GIVEN TASK: Exactly as written, quote every line that follows, skipping the images.

— Begin SUPPLIED INFORMATION —

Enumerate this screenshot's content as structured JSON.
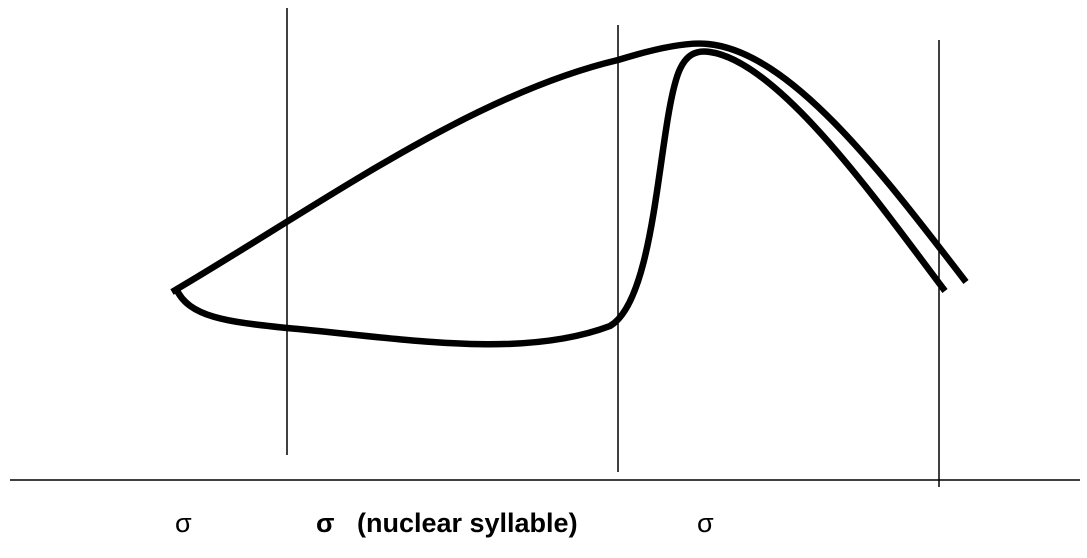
{
  "diagram": {
    "line_color": "#000000",
    "background_color": "#ffffff",
    "labels": {
      "left_syllable": "σ",
      "nuclear_syllable": "σ   (nuclear syllable)",
      "right_syllable": "σ"
    },
    "curves": [
      {
        "name": "upper-pitch-contour"
      },
      {
        "name": "lower-pitch-contour"
      }
    ]
  }
}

— End SUPPLIED INFORMATION —

PROBLEM SOLUTION:
Enumerate this screenshot's content as structured JSON.
{
  "diagram": {
    "line_color": "#000000",
    "background_color": "#ffffff",
    "labels": {
      "left_syllable": "σ",
      "nuclear_syllable": "σ   (nuclear syllable)",
      "right_syllable": "σ"
    },
    "curves": [
      {
        "name": "upper-pitch-contour"
      },
      {
        "name": "lower-pitch-contour"
      }
    ]
  }
}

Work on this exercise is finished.